## Goal of the exercise
Make a tally of the lines in the records that include the string "equity", and give only that number.

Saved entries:
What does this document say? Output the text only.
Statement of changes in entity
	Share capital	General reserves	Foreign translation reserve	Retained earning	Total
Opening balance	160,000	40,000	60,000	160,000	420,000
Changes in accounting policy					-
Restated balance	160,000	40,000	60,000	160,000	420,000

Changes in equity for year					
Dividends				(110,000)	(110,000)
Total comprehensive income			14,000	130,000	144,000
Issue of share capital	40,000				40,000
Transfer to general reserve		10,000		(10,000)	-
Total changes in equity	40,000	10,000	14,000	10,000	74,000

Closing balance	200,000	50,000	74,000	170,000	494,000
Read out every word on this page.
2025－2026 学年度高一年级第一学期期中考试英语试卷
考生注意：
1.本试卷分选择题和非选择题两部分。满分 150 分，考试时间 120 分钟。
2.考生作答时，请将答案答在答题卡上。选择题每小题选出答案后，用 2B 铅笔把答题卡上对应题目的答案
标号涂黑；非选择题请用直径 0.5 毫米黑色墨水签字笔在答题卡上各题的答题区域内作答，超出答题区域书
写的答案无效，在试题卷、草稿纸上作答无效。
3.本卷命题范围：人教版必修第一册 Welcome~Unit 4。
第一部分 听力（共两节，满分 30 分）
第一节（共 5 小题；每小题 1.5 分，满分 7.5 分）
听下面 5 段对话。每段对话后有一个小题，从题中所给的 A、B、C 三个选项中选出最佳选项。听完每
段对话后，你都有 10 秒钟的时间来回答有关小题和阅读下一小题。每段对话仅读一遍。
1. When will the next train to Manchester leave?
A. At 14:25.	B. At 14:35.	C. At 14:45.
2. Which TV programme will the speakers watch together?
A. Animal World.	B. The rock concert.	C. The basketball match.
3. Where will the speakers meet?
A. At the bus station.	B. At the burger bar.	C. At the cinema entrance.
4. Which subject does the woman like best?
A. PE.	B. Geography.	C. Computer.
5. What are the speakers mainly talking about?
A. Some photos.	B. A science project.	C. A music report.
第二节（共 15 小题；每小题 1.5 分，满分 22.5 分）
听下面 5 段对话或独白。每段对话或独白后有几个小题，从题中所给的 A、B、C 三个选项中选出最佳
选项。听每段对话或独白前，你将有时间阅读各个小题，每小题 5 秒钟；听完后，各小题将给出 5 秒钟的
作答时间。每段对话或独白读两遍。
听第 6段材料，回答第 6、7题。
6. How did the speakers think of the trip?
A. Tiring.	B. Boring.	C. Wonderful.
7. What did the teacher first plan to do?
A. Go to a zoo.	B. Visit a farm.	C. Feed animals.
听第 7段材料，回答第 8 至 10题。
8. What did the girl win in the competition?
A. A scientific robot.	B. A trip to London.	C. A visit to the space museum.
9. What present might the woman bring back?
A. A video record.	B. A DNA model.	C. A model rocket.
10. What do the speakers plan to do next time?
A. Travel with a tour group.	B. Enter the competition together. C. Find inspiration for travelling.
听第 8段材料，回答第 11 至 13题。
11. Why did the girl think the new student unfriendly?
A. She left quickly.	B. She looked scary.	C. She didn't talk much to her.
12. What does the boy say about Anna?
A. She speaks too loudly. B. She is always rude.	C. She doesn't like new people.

## Result below
2